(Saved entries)
** begin **

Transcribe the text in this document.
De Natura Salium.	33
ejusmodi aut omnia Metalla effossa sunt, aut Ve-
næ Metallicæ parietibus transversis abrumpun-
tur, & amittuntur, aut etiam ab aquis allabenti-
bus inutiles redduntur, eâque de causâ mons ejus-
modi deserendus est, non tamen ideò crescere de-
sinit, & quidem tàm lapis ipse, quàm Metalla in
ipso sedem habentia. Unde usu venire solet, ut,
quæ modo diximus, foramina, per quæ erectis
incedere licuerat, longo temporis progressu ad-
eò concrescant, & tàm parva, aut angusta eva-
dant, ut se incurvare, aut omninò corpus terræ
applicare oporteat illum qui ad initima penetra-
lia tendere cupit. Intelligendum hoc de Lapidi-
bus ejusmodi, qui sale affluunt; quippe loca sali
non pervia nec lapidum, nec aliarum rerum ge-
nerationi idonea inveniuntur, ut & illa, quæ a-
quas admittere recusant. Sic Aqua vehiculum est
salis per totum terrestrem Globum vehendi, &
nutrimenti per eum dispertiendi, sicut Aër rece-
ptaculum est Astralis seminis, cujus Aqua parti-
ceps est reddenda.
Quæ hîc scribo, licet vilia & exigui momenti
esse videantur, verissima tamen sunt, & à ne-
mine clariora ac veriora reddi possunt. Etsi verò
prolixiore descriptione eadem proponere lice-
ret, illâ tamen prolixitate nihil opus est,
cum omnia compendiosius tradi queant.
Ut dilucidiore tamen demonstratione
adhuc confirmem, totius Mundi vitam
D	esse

** end **

▶ **WHAT YOU SHOULD DO**
Make a list of all lines in the data that contain "esse".

▶ **OUTPUT FOR THIS EXERCISE**
esse videantur, verissima tamen sunt, & à ne-
D	esse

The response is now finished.